PROBLEM DETAILS: Extract all lines that hold "Additionally" from the records below.

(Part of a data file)
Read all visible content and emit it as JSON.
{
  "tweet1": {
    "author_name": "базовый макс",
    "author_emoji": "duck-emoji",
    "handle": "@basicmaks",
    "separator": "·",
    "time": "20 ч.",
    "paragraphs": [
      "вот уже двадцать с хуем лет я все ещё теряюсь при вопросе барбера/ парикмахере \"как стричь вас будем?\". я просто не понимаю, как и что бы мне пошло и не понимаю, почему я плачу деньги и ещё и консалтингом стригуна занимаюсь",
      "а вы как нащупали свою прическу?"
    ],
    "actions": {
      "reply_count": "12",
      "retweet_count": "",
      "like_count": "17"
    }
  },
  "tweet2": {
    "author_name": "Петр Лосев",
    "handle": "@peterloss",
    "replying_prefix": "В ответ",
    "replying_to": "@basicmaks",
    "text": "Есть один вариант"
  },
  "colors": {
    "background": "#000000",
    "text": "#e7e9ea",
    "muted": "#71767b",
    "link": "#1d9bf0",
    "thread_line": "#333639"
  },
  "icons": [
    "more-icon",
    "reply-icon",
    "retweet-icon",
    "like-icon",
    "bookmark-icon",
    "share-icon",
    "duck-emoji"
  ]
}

--

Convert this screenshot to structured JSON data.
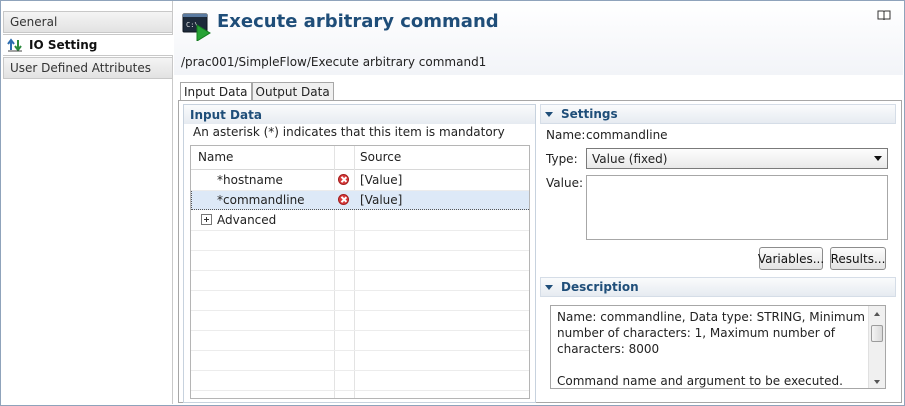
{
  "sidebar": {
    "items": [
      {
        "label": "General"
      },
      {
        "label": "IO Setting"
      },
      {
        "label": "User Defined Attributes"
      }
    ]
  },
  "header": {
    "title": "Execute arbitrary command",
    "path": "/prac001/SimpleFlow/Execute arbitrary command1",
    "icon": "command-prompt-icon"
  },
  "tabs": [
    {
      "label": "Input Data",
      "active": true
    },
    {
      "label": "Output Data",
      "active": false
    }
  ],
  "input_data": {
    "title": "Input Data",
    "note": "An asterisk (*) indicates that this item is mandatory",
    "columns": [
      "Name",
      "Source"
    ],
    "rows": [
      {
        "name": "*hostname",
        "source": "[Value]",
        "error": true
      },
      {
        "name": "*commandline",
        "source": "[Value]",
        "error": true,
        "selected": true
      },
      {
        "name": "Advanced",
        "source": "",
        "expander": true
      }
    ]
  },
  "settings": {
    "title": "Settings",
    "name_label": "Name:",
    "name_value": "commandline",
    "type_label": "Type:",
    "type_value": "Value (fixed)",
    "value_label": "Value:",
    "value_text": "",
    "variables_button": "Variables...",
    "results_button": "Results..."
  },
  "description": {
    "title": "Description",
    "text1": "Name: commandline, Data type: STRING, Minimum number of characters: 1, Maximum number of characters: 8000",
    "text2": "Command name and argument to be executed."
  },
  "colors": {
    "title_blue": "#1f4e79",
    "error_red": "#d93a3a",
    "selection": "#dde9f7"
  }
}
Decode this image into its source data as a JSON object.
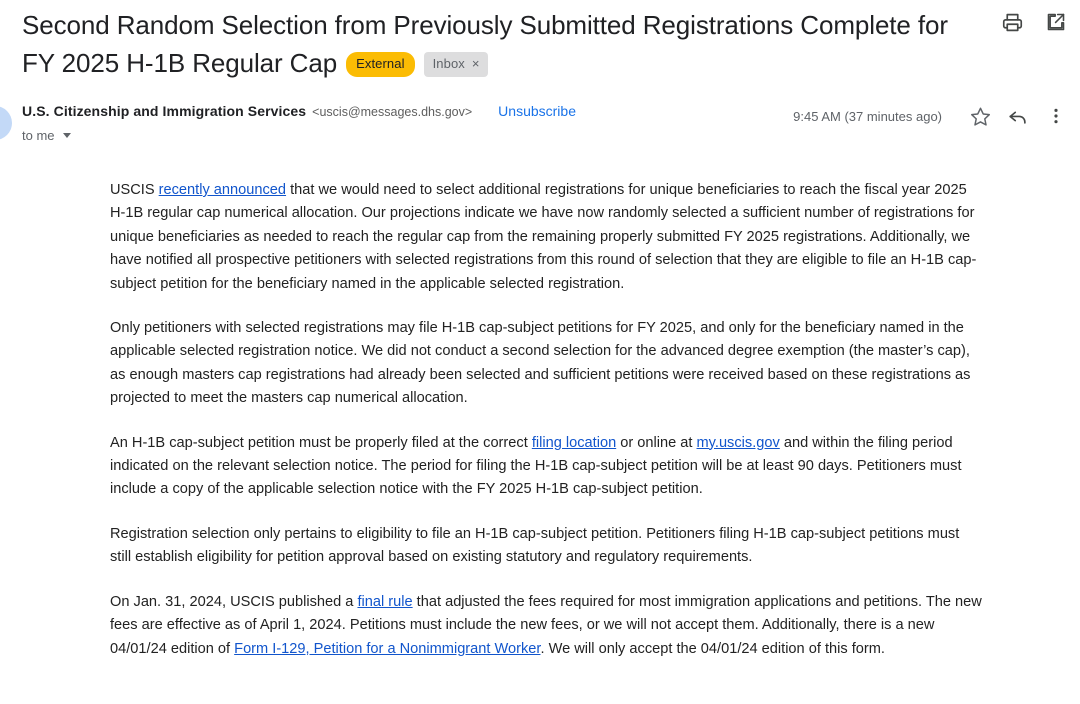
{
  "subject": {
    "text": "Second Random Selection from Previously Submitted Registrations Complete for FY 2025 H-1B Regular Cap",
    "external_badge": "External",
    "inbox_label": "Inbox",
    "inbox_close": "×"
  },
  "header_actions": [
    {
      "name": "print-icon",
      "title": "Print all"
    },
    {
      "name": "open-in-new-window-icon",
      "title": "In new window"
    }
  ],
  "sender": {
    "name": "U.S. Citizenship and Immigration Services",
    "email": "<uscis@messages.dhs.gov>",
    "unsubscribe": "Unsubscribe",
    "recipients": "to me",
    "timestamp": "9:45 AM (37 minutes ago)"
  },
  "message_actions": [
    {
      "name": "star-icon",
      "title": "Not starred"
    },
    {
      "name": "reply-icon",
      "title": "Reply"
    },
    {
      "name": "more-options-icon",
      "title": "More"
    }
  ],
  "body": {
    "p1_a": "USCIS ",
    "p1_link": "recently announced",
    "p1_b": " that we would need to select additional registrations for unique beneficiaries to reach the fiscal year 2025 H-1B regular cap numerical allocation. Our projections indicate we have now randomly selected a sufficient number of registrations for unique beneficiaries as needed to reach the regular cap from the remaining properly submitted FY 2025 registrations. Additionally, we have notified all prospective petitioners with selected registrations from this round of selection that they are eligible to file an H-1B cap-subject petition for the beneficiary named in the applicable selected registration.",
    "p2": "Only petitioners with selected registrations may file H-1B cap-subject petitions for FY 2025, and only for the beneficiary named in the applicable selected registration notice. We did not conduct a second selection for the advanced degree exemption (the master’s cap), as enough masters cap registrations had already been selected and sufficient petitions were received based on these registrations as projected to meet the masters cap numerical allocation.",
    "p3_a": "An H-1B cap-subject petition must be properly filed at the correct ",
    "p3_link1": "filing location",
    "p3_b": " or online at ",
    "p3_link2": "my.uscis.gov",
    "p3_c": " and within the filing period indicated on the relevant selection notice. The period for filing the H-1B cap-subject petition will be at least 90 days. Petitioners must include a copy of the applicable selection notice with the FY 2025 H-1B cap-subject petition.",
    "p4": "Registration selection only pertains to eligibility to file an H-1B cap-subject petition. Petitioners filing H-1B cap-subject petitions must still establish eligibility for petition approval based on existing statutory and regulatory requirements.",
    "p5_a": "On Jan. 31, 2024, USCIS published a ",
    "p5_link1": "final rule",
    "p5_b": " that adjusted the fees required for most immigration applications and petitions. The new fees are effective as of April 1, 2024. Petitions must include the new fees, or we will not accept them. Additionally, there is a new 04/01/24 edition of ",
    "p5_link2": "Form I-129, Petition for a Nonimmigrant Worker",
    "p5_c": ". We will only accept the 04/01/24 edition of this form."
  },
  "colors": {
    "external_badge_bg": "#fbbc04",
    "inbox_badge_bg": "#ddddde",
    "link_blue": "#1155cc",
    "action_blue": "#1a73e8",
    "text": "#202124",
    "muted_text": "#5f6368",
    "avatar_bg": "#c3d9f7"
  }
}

PROBLEM SOLUTION:
    "p1_b": " that we would need to select additional registrations for unique beneficiaries to reach the fiscal year 2025 H-1B regular cap numerical allocation. Our projections indicate we have now randomly selected a sufficient number of registrations for unique beneficiaries as needed to reach the regular cap from the remaining properly submitted FY 2025 registrations. Additionally, we have notified all prospective petitioners with selected registrations from this round of selection that they are eligible to file an H-1B cap-subject petition for the beneficiary named in the applicable selected registration.",
    "p5_b": " that adjusted the fees required for most immigration applications and petitions. The new fees are effective as of April 1, 2024. Petitions must include the new fees, or we will not accept them. Additionally, there is a new 04/01/24 edition of ",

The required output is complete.